# Entries shown start

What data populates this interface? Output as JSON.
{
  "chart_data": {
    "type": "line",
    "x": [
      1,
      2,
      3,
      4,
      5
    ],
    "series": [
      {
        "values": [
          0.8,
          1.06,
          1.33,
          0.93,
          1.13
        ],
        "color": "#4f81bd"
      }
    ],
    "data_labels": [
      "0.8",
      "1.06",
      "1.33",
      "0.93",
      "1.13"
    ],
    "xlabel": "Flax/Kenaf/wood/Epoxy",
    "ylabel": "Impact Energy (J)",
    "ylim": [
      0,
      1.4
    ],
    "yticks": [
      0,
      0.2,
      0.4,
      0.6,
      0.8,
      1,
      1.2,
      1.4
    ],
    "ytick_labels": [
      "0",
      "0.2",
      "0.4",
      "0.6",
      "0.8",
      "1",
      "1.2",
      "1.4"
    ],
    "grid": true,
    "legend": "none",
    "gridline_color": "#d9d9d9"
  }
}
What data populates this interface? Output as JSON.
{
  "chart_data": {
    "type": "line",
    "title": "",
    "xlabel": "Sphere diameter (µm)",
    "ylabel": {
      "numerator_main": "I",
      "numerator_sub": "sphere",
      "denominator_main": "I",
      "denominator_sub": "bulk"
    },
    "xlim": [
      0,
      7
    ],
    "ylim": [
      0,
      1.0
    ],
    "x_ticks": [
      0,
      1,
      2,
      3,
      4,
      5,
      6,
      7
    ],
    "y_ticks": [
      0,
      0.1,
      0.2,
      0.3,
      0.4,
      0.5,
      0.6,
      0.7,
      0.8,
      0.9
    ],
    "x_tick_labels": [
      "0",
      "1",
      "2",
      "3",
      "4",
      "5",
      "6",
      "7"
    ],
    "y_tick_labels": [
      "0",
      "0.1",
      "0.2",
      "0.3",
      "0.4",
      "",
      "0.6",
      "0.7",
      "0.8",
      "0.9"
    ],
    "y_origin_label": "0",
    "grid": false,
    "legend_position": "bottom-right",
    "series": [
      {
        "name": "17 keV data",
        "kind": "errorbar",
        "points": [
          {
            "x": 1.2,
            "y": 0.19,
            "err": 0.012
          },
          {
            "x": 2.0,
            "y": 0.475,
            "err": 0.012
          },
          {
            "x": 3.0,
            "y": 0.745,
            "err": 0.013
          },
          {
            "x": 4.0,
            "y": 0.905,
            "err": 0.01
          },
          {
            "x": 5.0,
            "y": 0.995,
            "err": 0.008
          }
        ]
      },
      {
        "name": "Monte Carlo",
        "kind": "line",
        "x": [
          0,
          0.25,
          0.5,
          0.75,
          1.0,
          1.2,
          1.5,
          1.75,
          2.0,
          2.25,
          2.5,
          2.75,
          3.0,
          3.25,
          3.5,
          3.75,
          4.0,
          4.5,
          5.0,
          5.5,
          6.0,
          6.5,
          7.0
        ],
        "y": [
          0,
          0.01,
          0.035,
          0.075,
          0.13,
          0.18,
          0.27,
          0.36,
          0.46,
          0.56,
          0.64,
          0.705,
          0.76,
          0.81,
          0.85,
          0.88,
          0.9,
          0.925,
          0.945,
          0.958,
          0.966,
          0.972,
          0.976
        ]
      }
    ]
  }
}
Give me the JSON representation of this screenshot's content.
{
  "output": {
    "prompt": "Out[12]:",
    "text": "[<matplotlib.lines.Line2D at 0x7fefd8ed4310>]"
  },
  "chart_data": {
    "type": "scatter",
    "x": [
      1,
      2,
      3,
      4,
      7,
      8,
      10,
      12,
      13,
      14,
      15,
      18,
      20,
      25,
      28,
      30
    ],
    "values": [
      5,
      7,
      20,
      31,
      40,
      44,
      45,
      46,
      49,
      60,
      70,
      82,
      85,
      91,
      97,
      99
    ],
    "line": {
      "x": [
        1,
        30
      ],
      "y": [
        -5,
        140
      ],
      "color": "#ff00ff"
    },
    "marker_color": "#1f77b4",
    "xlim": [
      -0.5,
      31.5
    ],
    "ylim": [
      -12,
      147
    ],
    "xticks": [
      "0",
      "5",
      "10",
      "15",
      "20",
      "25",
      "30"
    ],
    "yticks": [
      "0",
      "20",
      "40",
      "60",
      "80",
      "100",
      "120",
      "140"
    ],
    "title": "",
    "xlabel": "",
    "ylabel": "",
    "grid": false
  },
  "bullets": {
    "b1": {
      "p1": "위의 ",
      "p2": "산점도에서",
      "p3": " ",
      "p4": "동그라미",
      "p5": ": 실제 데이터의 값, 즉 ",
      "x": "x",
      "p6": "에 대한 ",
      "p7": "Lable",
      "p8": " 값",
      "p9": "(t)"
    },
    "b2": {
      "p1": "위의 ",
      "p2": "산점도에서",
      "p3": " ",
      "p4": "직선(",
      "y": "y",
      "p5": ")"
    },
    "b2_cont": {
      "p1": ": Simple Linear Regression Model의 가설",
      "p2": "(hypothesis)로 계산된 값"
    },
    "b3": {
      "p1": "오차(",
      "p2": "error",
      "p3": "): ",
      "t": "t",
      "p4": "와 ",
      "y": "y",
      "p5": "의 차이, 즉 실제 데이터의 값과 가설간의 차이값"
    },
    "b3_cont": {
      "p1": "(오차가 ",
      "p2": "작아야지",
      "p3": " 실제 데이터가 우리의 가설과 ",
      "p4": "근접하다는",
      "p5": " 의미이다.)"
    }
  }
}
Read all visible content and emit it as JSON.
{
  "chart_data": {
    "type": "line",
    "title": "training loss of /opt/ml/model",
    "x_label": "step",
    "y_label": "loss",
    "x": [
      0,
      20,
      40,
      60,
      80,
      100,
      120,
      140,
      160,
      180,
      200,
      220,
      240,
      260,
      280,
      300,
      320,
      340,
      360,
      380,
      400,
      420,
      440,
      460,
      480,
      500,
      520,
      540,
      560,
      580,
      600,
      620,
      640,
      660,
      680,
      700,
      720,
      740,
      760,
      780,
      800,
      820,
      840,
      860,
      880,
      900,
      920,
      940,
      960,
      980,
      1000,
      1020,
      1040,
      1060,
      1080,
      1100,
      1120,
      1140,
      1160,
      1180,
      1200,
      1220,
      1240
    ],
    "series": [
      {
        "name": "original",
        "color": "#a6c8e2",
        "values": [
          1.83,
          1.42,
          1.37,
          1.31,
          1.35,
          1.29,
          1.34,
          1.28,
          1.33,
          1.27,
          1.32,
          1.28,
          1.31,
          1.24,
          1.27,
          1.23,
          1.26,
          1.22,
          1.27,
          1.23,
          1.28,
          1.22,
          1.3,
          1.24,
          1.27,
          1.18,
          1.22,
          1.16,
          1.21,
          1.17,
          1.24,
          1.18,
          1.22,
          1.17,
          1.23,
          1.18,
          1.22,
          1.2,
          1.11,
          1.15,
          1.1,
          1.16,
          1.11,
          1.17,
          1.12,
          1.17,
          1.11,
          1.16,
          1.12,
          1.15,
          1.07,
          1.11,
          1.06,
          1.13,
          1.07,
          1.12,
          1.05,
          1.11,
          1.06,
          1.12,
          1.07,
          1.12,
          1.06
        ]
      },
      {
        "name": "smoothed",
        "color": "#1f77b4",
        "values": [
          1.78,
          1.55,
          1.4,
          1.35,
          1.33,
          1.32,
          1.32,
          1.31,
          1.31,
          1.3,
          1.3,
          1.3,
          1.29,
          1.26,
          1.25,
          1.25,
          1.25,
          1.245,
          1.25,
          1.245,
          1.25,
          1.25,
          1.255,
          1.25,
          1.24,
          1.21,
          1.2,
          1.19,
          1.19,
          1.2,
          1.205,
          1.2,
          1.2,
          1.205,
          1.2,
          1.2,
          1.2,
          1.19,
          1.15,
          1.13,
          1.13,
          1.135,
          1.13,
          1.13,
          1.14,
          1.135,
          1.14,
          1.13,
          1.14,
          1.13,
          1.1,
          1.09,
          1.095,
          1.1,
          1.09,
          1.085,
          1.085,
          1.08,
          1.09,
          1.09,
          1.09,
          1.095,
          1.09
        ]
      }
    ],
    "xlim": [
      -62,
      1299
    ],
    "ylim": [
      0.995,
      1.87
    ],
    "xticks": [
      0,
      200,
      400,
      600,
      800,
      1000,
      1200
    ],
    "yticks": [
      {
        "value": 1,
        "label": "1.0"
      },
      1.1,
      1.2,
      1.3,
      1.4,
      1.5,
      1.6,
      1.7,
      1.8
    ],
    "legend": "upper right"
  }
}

# Entries shown end

Written request:
Look through the data and gather every line with the string "loss" in it.

Result:
    "title": "training loss of /opt/ml/model",
    "y_label": "loss",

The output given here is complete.